--- BEGIN ---

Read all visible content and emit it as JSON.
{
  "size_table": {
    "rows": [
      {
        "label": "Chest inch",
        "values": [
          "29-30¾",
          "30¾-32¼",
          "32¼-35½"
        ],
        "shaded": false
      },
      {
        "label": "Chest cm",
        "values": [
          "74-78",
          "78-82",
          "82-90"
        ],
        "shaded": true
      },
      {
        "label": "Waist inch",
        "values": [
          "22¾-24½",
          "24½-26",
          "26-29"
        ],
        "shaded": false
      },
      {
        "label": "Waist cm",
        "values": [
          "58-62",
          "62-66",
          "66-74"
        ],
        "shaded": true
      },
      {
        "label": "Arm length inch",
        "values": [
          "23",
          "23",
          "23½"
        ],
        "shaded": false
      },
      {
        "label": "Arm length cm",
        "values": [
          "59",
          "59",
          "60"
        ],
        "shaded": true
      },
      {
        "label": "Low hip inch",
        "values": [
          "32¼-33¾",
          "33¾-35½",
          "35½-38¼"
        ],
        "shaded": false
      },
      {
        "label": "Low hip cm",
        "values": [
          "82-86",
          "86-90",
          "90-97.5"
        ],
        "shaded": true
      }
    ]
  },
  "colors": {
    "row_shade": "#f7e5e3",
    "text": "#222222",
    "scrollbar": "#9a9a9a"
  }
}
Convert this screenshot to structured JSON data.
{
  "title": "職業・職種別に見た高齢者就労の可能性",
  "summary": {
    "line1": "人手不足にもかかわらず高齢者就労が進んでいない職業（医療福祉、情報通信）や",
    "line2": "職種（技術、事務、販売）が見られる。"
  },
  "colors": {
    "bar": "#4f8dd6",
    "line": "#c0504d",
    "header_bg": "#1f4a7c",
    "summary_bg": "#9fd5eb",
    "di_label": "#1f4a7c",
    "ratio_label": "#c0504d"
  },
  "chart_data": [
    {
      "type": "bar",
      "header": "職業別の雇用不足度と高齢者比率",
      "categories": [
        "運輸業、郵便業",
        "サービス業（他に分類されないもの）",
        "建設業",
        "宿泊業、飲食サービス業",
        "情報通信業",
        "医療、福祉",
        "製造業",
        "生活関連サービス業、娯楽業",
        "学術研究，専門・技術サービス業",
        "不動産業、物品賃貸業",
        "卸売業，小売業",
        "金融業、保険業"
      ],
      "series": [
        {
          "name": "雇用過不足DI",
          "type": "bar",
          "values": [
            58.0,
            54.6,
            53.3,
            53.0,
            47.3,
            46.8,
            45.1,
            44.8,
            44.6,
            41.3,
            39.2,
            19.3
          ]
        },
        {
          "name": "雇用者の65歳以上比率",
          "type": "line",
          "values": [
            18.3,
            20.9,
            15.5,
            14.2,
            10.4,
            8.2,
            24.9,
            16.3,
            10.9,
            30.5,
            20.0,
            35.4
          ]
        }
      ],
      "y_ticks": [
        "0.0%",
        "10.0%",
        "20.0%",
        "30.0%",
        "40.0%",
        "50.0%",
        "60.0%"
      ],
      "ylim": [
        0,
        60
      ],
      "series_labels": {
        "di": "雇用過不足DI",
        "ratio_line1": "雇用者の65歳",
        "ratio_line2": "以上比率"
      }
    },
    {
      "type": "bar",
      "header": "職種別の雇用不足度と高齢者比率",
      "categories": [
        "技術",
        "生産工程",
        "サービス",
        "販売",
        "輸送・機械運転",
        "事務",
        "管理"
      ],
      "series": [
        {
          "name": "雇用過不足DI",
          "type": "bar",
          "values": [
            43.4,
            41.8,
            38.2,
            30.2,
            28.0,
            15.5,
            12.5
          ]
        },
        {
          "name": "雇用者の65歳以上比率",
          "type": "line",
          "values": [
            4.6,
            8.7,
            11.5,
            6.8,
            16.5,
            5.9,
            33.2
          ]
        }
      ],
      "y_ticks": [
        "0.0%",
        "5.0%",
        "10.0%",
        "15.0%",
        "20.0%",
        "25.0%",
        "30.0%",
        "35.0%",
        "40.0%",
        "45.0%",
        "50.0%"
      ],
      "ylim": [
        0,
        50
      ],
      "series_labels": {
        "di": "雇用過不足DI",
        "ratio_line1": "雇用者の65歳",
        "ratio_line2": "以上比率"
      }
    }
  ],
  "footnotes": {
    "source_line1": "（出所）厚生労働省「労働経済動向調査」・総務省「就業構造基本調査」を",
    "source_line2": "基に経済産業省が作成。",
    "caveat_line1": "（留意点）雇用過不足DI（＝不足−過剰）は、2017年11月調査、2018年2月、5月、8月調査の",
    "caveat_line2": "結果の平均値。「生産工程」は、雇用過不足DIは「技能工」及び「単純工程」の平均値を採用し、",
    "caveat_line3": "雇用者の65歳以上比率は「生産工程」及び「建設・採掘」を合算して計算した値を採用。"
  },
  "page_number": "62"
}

--- END ---

__STATED TASK__:
All of the entries above must be quoted exactly.

__WRITTEN SOLUTION__:
Read all visible content and emit it as JSON.
{
  "size_table": {
    "rows": [
      {
        "label": "Chest inch",
        "values": [
          "29-30¾",
          "30¾-32¼",
          "32¼-35½"
        ],
        "shaded": false
      },
      {
        "label": "Chest cm",
        "values": [
          "74-78",
          "78-82",
          "82-90"
        ],
        "shaded": true
      },
      {
        "label": "Waist inch",
        "values": [
          "22¾-24½",
          "24½-26",
          "26-29"
        ],
        "shaded": false
      },
      {
        "label": "Waist cm",
        "values": [
          "58-62",
          "62-66",
          "66-74"
        ],
        "shaded": true
      },
      {
        "label": "Arm length inch",
        "values": [
          "23",
          "23",
          "23½"
        ],
        "shaded": false
      },
      {
        "label": "Arm length cm",
        "values": [
          "59",
          "59",
          "60"
        ],
        "shaded": true
      },
      {
        "label": "Low hip inch",
        "values": [
          "32¼-33¾",
          "33¾-35½",
          "35½-38¼"
        ],
        "shaded": false
      },
      {
        "label": "Low hip cm",
        "values": [
          "82-86",
          "86-90",
          "90-97.5"
        ],
        "shaded": true
      }
    ]
  },
  "colors": {
    "row_shade": "#f7e5e3",
    "text": "#222222",
    "scrollbar": "#9a9a9a"
  }
}
Convert this screenshot to structured JSON data.
{
  "title": "職業・職種別に見た高齢者就労の可能性",
  "summary": {
    "line1": "人手不足にもかかわらず高齢者就労が進んでいない職業（医療福祉、情報通信）や",
    "line2": "職種（技術、事務、販売）が見られる。"
  },
  "colors": {
    "bar": "#4f8dd6",
    "line": "#c0504d",
    "header_bg": "#1f4a7c",
    "summary_bg": "#9fd5eb",
    "di_label": "#1f4a7c",
    "ratio_label": "#c0504d"
  },
  "chart_data": [
    {
      "type": "bar",
      "header": "職業別の雇用不足度と高齢者比率",
      "categories": [
        "運輸業、郵便業",
        "サービス業（他に分類されないもの）",
        "建設業",
        "宿泊業、飲食サービス業",
        "情報通信業",
        "医療、福祉",
        "製造業",
        "生活関連サービス業、娯楽業",
        "学術研究，専門・技術サービス業",
        "不動産業、物品賃貸業",
        "卸売業，小売業",
        "金融業、保険業"
      ],
      "series": [
        {
          "name": "雇用過不足DI",
          "type": "bar",
          "values": [
            58.0,
            54.6,
            53.3,
            53.0,
            47.3,
            46.8,
            45.1,
            44.8,
            44.6,
            41.3,
            39.2,
            19.3
          ]
        },
        {
          "name": "雇用者の65歳以上比率",
          "type": "line",
          "values": [
            18.3,
            20.9,
            15.5,
            14.2,
            10.4,
            8.2,
            24.9,
            16.3,
            10.9,
            30.5,
            20.0,
            35.4
          ]
        }
      ],
      "y_ticks": [
        "0.0%",
        "10.0%",
        "20.0%",
        "30.0%",
        "40.0%",
        "50.0%",
        "60.0%"
      ],
      "ylim": [
        0,
        60
      ],
      "series_labels": {
        "di": "雇用過不足DI",
        "ratio_line1": "雇用者の65歳",
        "ratio_line2": "以上比率"
      }
    },
    {
      "type": "bar",
      "header": "職種別の雇用不足度と高齢者比率",
      "categories": [
        "技術",
        "生産工程",
        "サービス",
        "販売",
        "輸送・機械運転",
        "事務",
        "管理"
      ],
      "series": [
        {
          "name": "雇用過不足DI",
          "type": "bar",
          "values": [
            43.4,
            41.8,
            38.2,
            30.2,
            28.0,
            15.5,
            12.5
          ]
        },
        {
          "name": "雇用者の65歳以上比率",
          "type": "line",
          "values": [
            4.6,
            8.7,
            11.5,
            6.8,
            16.5,
            5.9,
            33.2
          ]
        }
      ],
      "y_ticks": [
        "0.0%",
        "5.0%",
        "10.0%",
        "15.0%",
        "20.0%",
        "25.0%",
        "30.0%",
        "35.0%",
        "40.0%",
        "45.0%",
        "50.0%"
      ],
      "ylim": [
        0,
        50
      ],
      "series_labels": {
        "di": "雇用過不足DI",
        "ratio_line1": "雇用者の65歳",
        "ratio_line2": "以上比率"
      }
    }
  ],
  "footnotes": {
    "source_line1": "（出所）厚生労働省「労働経済動向調査」・総務省「就業構造基本調査」を",
    "source_line2": "基に経済産業省が作成。",
    "caveat_line1": "（留意点）雇用過不足DI（＝不足−過剰）は、2017年11月調査、2018年2月、5月、8月調査の",
    "caveat_line2": "結果の平均値。「生産工程」は、雇用過不足DIは「技能工」及び「単純工程」の平均値を採用し、",
    "caveat_line3": "雇用者の65歳以上比率は「生産工程」及び「建設・採掘」を合算して計算した値を採用。"
  },
  "page_number": "62"
}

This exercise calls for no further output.